All of the lines below are to be transcribed faithfully, with pictures excluded from the copy.

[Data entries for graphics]
┄┄┄┄┄┄┄┄┄┄┄┄┄┄┄┄┄┄┄┄

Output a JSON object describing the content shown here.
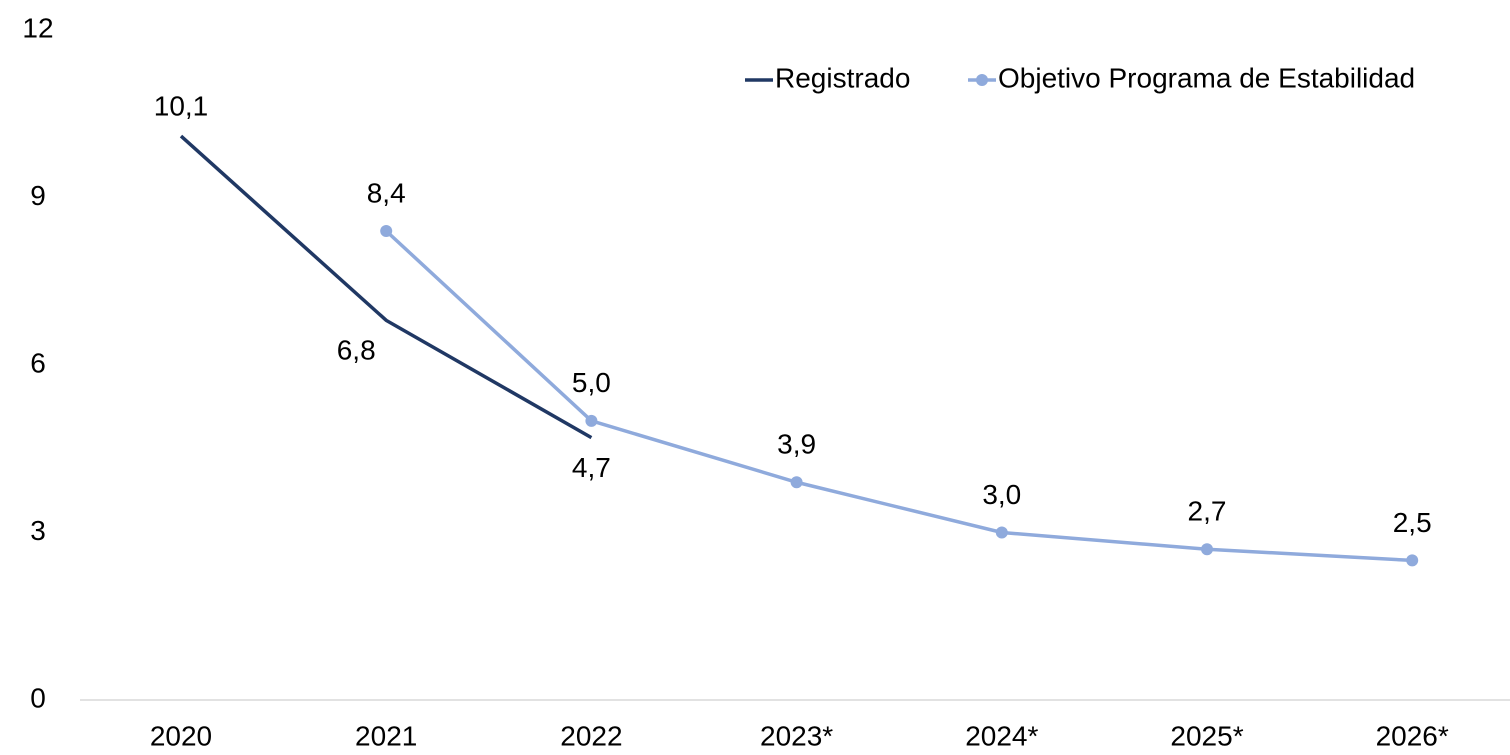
{
  "chart_data": {
    "type": "line",
    "categories": [
      "2020",
      "2021",
      "2022",
      "2023*",
      "2024*",
      "2025*",
      "2026*"
    ],
    "series": [
      {
        "name": "Registrado",
        "color": "#203864",
        "marker": false,
        "values": [
          10.1,
          6.8,
          4.7,
          null,
          null,
          null,
          null
        ],
        "value_labels": [
          "10,1",
          "6,8",
          "4,7",
          null,
          null,
          null,
          null
        ]
      },
      {
        "name": "Objetivo Programa de Estabilidad",
        "color": "#8faadc",
        "marker": true,
        "values": [
          null,
          8.4,
          5.0,
          3.9,
          3.0,
          2.7,
          2.5
        ],
        "value_labels": [
          null,
          "8,4",
          "5,0",
          "3,9",
          "3,0",
          "2,7",
          "2,5"
        ]
      }
    ],
    "ylim": [
      0,
      12
    ],
    "yticks": [
      0,
      3,
      6,
      9,
      12
    ],
    "grid": false,
    "legend": "top-right"
  }
}
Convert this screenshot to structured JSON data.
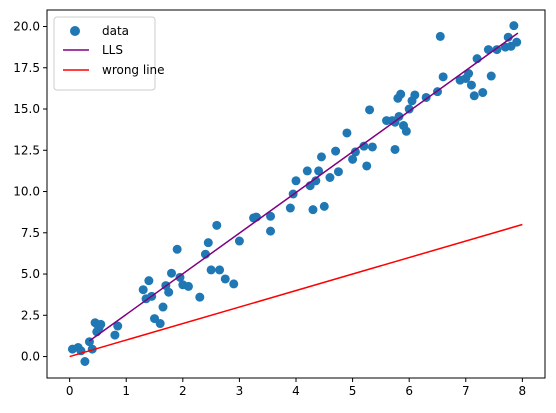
{
  "chart_data": {
    "type": "scatter",
    "title": "",
    "xlabel": "",
    "ylabel": "",
    "xlim": [
      -0.4,
      8.4
    ],
    "ylim": [
      -1.3,
      21.0
    ],
    "grid": false,
    "legend_position": "top-left",
    "x_ticks": [
      0,
      1,
      2,
      3,
      4,
      5,
      6,
      7,
      8
    ],
    "x_tick_labels": [
      "0",
      "1",
      "2",
      "3",
      "4",
      "5",
      "6",
      "7",
      "8"
    ],
    "y_ticks": [
      0.0,
      2.5,
      5.0,
      7.5,
      10.0,
      12.5,
      15.0,
      17.5,
      20.0
    ],
    "y_tick_labels": [
      "0.0",
      "2.5",
      "5.0",
      "7.5",
      "10.0",
      "12.5",
      "15.0",
      "17.5",
      "20.0"
    ],
    "series": [
      {
        "name": "data",
        "kind": "scatter",
        "color": "#1f77b4",
        "x": [
          0.05,
          0.15,
          0.2,
          0.27,
          0.35,
          0.4,
          0.45,
          0.48,
          0.52,
          0.5,
          0.55,
          0.8,
          0.85,
          1.3,
          1.35,
          1.4,
          1.45,
          1.5,
          1.6,
          1.65,
          1.7,
          1.75,
          1.8,
          1.95,
          1.9,
          2.0,
          2.1,
          2.3,
          2.4,
          2.45,
          2.5,
          2.6,
          2.65,
          2.75,
          2.9,
          3.0,
          3.25,
          3.3,
          3.55,
          3.55,
          3.9,
          3.95,
          4.0,
          4.2,
          4.25,
          4.3,
          4.35,
          4.4,
          4.45,
          4.5,
          4.6,
          4.7,
          4.75,
          4.9,
          5.0,
          5.05,
          5.2,
          5.25,
          5.3,
          5.35,
          5.6,
          5.7,
          5.75,
          5.75,
          5.8,
          5.82,
          5.85,
          5.9,
          5.95,
          6.0,
          6.05,
          6.1,
          6.3,
          6.5,
          6.55,
          6.6,
          6.9,
          7.0,
          7.05,
          7.1,
          7.15,
          7.2,
          7.3,
          7.4,
          7.45,
          7.55,
          7.7,
          7.75,
          7.8,
          7.85,
          7.9
        ],
        "y": [
          0.45,
          0.55,
          0.35,
          -0.3,
          0.9,
          0.45,
          2.05,
          1.5,
          1.75,
          1.9,
          1.95,
          1.3,
          1.85,
          4.05,
          3.5,
          4.6,
          3.65,
          2.3,
          2.0,
          3.0,
          4.3,
          3.9,
          5.05,
          4.8,
          6.5,
          4.35,
          4.25,
          3.6,
          6.2,
          6.9,
          5.25,
          7.95,
          5.25,
          4.7,
          4.4,
          7.0,
          8.4,
          8.45,
          7.6,
          8.5,
          9.0,
          9.85,
          10.65,
          11.25,
          10.35,
          8.9,
          10.65,
          11.25,
          12.1,
          9.1,
          10.85,
          12.45,
          11.2,
          13.55,
          11.95,
          12.4,
          12.75,
          11.55,
          14.95,
          12.7,
          14.3,
          14.3,
          14.2,
          12.55,
          15.65,
          14.55,
          15.9,
          14.0,
          13.65,
          15.0,
          15.5,
          15.85,
          15.7,
          16.05,
          19.4,
          16.95,
          16.75,
          16.85,
          17.15,
          16.45,
          15.8,
          18.05,
          16.0,
          18.6,
          17.0,
          18.6,
          18.75,
          19.35,
          18.8,
          20.05,
          19.05
        ]
      },
      {
        "name": "LLS",
        "kind": "line",
        "color": "#800080",
        "x": [
          0.35,
          7.92
        ],
        "y": [
          0.95,
          19.6
        ]
      },
      {
        "name": "wrong line",
        "kind": "line",
        "color": "#ff0000",
        "x": [
          0.0,
          8.0
        ],
        "y": [
          0.0,
          8.0
        ]
      }
    ]
  }
}
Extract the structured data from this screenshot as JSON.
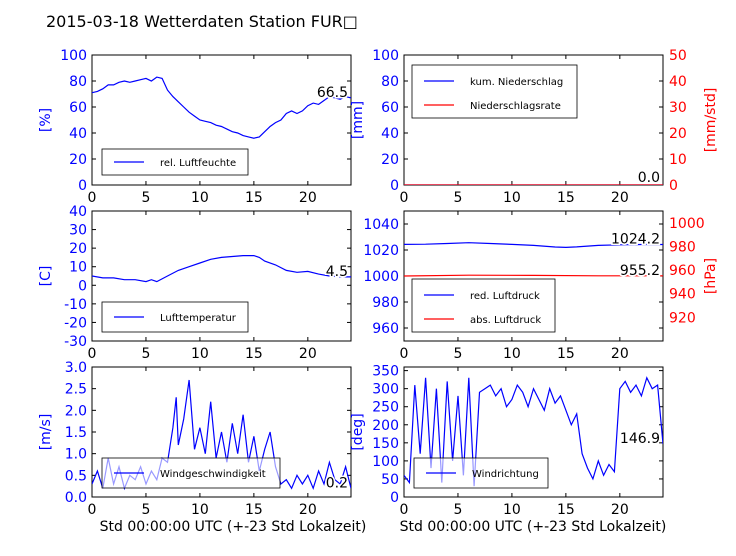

┄┄┄┄┄┄┄┄┄┄┄┄┄┄┄┄┄┄┄┄

ANSWER FOR THE TASK:
Output a JSON object describing the content shown here.
{
  "chart_data": {
    "type": "line",
    "categories": [
      "2020",
      "2021",
      "2022",
      "2023*",
      "2024*",
      "2025*",
      "2026*"
    ],
    "series": [
      {
        "name": "Registrado",
        "color": "#203864",
        "marker": false,
        "values": [
          10.1,
          6.8,
          4.7,
          null,
          null,
          null,
          null
        ],
        "value_labels": [
          "10,1",
          "6,8",
          "4,7",
          null,
          null,
          null,
          null
        ]
      },
      {
        "name": "Objetivo Programa de Estabilidad",
        "color": "#8faadc",
        "marker": true,
        "values": [
          null,
          8.4,
          5.0,
          3.9,
          3.0,
          2.7,
          2.5
        ],
        "value_labels": [
          null,
          "8,4",
          "5,0",
          "3,9",
          "3,0",
          "2,7",
          "2,5"
        ]
      }
    ],
    "ylim": [
      0,
      12
    ],
    "yticks": [
      0,
      3,
      6,
      9,
      12
    ],
    "grid": false,
    "legend": "top-right"
  }
}
Convert this screenshot to structured JSON data.
{
  "chart_data": {
    "type": "scatter",
    "title": "",
    "xlabel": "",
    "ylabel": "",
    "xlim": [
      -0.4,
      8.4
    ],
    "ylim": [
      -1.3,
      21.0
    ],
    "grid": false,
    "legend_position": "top-left",
    "x_ticks": [
      0,
      1,
      2,
      3,
      4,
      5,
      6,
      7,
      8
    ],
    "x_tick_labels": [
      "0",
      "1",
      "2",
      "3",
      "4",
      "5",
      "6",
      "7",
      "8"
    ],
    "y_ticks": [
      0.0,
      2.5,
      5.0,
      7.5,
      10.0,
      12.5,
      15.0,
      17.5,
      20.0
    ],
    "y_tick_labels": [
      "0.0",
      "2.5",
      "5.0",
      "7.5",
      "10.0",
      "12.5",
      "15.0",
      "17.5",
      "20.0"
    ],
    "series": [
      {
        "name": "data",
        "kind": "scatter",
        "color": "#1f77b4",
        "x": [
          0.05,
          0.15,
          0.2,
          0.27,
          0.35,
          0.4,
          0.45,
          0.48,
          0.52,
          0.5,
          0.55,
          0.8,
          0.85,
          1.3,
          1.35,
          1.4,
          1.45,
          1.5,
          1.6,
          1.65,
          1.7,
          1.75,
          1.8,
          1.95,
          1.9,
          2.0,
          2.1,
          2.3,
          2.4,
          2.45,
          2.5,
          2.6,
          2.65,
          2.75,
          2.9,
          3.0,
          3.25,
          3.3,
          3.55,
          3.55,
          3.9,
          3.95,
          4.0,
          4.2,
          4.25,
          4.3,
          4.35,
          4.4,
          4.45,
          4.5,
          4.6,
          4.7,
          4.75,
          4.9,
          5.0,
          5.05,
          5.2,
          5.25,
          5.3,
          5.35,
          5.6,
          5.7,
          5.75,
          5.75,
          5.8,
          5.82,
          5.85,
          5.9,
          5.95,
          6.0,
          6.05,
          6.1,
          6.3,
          6.5,
          6.55,
          6.6,
          6.9,
          7.0,
          7.05,
          7.1,
          7.15,
          7.2,
          7.3,
          7.4,
          7.45,
          7.55,
          7.7,
          7.75,
          7.8,
          7.85,
          7.9
        ],
        "y": [
          0.45,
          0.55,
          0.35,
          -0.3,
          0.9,
          0.45,
          2.05,
          1.5,
          1.75,
          1.9,
          1.95,
          1.3,
          1.85,
          4.05,
          3.5,
          4.6,
          3.65,
          2.3,
          2.0,
          3.0,
          4.3,
          3.9,
          5.05,
          4.8,
          6.5,
          4.35,
          4.25,
          3.6,
          6.2,
          6.9,
          5.25,
          7.95,
          5.25,
          4.7,
          4.4,
          7.0,
          8.4,
          8.45,
          7.6,
          8.5,
          9.0,
          9.85,
          10.65,
          11.25,
          10.35,
          8.9,
          10.65,
          11.25,
          12.1,
          9.1,
          10.85,
          12.45,
          11.2,
          13.55,
          11.95,
          12.4,
          12.75,
          11.55,
          14.95,
          12.7,
          14.3,
          14.3,
          14.2,
          12.55,
          15.65,
          14.55,
          15.9,
          14.0,
          13.65,
          15.0,
          15.5,
          15.85,
          15.7,
          16.05,
          19.4,
          16.95,
          16.75,
          16.85,
          17.15,
          16.45,
          15.8,
          18.05,
          16.0,
          18.6,
          17.0,
          18.6,
          18.75,
          19.35,
          18.8,
          20.05,
          19.05
        ]
      },
      {
        "name": "LLS",
        "kind": "line",
        "color": "#800080",
        "x": [
          0.35,
          7.92
        ],
        "y": [
          0.95,
          19.6
        ]
      },
      {
        "name": "wrong line",
        "kind": "line",
        "color": "#ff0000",
        "x": [
          0.0,
          8.0
        ],
        "y": [
          0.0,
          8.0
        ]
      }
    ]
  }
}
Extract the structured data from this screenshot as JSON.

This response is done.